»»
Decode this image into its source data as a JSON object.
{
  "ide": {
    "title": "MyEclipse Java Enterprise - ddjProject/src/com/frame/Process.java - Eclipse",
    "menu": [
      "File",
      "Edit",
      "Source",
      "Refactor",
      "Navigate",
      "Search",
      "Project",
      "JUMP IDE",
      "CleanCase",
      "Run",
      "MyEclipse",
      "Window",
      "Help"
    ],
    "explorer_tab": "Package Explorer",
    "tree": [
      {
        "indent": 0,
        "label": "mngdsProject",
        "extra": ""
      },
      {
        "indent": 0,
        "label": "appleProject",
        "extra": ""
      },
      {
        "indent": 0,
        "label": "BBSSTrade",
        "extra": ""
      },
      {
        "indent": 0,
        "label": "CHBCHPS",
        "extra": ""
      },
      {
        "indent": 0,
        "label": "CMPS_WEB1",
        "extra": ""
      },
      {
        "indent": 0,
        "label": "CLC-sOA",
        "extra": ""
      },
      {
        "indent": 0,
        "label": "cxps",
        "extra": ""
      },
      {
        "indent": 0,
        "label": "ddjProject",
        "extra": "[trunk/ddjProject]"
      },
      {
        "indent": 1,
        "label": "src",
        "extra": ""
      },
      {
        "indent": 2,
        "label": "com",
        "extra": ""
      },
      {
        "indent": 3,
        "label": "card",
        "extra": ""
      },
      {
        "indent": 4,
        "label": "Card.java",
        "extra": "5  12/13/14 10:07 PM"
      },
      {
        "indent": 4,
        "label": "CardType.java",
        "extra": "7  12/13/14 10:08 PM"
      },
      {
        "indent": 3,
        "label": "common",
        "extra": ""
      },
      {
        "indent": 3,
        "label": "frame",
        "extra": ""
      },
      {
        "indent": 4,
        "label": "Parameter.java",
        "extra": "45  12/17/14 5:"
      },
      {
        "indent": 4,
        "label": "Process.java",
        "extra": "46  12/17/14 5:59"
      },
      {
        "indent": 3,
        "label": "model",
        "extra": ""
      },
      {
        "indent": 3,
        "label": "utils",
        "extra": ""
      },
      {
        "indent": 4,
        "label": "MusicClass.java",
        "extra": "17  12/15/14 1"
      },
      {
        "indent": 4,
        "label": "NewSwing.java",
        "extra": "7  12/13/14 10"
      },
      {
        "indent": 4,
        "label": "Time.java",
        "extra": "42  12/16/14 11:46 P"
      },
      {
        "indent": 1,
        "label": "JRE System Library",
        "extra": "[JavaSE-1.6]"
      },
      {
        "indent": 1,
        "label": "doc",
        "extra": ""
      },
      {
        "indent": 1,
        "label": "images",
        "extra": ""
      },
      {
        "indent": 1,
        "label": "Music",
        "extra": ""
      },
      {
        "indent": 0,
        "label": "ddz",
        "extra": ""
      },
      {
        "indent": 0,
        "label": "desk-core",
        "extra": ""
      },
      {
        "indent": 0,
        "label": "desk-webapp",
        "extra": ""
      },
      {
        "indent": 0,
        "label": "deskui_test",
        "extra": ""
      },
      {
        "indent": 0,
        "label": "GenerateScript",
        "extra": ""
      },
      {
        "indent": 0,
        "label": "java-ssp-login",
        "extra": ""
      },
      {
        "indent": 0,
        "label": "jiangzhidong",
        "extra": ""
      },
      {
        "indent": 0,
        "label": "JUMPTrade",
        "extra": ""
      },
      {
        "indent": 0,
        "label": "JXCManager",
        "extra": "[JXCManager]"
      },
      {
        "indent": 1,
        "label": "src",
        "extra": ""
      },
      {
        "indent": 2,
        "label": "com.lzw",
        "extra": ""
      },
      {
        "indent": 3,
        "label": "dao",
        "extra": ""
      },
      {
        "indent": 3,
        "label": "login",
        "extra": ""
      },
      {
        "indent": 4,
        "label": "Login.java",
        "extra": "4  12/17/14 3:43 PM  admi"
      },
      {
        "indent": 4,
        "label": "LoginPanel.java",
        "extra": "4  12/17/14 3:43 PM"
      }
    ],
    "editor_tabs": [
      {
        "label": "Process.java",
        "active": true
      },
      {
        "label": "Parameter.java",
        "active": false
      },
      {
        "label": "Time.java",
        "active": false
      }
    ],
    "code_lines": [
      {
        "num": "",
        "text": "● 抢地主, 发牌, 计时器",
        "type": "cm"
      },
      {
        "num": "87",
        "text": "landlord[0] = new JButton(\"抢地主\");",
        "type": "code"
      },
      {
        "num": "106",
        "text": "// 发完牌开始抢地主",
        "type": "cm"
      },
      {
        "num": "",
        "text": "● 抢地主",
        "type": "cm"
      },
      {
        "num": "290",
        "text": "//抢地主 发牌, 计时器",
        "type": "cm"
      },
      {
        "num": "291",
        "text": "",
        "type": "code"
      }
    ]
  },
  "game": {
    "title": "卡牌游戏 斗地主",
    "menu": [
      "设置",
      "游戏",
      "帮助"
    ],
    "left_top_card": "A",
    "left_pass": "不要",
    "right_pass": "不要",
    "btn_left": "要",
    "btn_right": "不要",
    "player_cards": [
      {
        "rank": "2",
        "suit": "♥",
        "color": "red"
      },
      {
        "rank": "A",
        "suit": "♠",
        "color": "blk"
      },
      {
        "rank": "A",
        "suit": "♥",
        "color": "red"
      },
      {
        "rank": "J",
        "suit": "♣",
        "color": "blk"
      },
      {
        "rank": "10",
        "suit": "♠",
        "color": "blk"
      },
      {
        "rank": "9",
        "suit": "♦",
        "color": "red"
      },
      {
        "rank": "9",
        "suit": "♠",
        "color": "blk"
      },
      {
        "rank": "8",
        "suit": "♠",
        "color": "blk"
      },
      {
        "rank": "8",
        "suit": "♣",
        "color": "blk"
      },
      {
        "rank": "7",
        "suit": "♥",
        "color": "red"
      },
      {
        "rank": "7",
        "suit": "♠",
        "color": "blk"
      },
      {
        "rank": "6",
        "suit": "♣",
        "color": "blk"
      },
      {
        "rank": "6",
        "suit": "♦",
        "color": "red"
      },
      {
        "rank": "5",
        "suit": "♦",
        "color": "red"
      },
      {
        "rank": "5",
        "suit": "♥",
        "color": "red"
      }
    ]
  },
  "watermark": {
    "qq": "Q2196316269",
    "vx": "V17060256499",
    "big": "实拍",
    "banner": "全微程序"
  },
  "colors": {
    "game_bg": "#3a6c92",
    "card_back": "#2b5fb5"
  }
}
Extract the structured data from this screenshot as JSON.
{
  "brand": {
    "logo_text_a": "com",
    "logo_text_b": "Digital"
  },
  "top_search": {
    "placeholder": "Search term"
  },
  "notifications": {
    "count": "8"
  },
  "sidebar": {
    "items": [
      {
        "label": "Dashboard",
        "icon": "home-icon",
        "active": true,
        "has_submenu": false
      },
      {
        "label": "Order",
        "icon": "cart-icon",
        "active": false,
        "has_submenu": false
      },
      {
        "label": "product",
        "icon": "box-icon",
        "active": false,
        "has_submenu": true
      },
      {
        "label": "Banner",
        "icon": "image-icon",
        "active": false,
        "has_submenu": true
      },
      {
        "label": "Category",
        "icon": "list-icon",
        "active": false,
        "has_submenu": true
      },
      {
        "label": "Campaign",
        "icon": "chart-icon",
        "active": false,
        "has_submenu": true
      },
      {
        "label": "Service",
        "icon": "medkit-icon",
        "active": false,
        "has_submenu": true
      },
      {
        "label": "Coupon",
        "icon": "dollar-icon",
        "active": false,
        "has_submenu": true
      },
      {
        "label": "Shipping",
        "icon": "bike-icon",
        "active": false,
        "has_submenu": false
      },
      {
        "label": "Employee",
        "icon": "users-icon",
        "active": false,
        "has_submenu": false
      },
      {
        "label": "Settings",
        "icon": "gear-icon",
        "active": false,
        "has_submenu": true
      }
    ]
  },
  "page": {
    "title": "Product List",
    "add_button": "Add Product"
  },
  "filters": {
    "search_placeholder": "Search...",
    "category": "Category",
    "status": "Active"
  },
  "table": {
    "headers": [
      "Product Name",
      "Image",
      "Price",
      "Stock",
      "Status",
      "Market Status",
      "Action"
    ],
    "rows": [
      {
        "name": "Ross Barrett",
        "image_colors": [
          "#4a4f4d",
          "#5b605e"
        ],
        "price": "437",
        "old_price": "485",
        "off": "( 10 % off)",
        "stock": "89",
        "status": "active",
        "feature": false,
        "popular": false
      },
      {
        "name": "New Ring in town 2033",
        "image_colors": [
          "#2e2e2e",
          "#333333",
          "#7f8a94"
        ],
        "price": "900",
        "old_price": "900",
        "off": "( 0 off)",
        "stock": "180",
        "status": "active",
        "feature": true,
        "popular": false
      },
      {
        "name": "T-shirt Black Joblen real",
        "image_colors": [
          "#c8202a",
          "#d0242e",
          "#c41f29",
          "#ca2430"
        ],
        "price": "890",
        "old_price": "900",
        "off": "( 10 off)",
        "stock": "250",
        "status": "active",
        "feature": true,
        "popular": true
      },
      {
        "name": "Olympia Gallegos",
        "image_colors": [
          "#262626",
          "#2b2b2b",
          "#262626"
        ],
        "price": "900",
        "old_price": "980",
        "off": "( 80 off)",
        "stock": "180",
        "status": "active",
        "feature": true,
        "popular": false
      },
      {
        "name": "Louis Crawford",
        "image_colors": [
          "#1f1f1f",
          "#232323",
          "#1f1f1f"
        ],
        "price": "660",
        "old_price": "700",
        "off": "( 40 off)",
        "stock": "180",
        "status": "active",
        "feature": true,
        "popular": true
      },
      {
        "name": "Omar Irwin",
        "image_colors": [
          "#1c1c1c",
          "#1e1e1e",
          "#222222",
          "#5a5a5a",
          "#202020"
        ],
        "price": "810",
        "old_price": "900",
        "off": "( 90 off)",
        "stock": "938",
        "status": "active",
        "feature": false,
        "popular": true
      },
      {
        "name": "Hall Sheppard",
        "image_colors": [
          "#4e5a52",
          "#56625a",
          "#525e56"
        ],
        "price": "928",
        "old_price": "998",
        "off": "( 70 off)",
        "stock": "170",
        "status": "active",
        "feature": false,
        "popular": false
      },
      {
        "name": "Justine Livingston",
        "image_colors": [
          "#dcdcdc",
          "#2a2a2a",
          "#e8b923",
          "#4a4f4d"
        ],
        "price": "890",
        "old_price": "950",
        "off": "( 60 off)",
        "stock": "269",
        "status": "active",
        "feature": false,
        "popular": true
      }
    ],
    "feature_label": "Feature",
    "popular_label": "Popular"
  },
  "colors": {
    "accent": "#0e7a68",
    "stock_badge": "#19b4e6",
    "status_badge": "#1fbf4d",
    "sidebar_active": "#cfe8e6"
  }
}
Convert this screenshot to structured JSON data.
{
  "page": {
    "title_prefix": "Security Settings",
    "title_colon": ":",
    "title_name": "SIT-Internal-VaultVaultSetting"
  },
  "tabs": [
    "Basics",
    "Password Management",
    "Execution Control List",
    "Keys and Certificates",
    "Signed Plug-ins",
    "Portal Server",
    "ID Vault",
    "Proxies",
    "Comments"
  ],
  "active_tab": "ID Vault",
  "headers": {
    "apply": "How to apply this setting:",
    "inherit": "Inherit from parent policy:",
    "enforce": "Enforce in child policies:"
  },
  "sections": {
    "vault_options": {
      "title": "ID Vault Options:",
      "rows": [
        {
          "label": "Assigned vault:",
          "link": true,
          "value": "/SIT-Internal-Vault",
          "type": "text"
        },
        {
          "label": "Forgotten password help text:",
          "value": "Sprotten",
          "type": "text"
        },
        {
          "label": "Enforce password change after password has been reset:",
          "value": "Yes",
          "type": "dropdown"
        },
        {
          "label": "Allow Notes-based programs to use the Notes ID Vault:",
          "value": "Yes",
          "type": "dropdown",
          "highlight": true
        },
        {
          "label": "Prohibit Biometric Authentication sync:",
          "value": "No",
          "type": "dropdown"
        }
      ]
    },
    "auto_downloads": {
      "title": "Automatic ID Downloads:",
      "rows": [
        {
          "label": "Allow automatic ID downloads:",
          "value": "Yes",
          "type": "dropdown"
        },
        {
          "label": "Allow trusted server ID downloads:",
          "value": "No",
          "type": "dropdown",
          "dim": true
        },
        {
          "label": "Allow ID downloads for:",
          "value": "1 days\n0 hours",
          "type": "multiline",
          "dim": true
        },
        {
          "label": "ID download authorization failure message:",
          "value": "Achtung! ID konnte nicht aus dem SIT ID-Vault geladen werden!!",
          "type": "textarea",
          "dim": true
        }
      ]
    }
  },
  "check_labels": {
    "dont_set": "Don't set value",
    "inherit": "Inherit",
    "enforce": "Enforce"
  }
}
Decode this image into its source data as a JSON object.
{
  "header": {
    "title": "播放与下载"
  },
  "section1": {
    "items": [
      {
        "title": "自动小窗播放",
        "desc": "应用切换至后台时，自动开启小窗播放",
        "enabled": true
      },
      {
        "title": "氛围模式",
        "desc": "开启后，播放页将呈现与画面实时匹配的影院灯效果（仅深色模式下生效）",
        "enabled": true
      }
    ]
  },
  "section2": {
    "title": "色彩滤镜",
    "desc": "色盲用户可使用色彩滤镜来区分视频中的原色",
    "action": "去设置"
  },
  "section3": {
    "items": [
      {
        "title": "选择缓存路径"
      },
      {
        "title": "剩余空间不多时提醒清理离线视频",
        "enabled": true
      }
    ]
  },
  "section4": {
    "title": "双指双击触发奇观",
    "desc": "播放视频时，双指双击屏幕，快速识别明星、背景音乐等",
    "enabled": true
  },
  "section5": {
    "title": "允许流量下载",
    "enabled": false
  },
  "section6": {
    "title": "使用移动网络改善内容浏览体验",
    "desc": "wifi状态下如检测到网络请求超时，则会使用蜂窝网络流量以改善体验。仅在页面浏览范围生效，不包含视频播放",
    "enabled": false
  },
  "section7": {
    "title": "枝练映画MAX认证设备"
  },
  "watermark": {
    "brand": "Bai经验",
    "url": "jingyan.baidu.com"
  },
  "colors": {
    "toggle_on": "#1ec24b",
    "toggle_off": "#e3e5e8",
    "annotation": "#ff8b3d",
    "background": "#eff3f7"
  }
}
««
Among the lines of the listing, how many hold the string "MyEclipse"? Respond with only the number.

2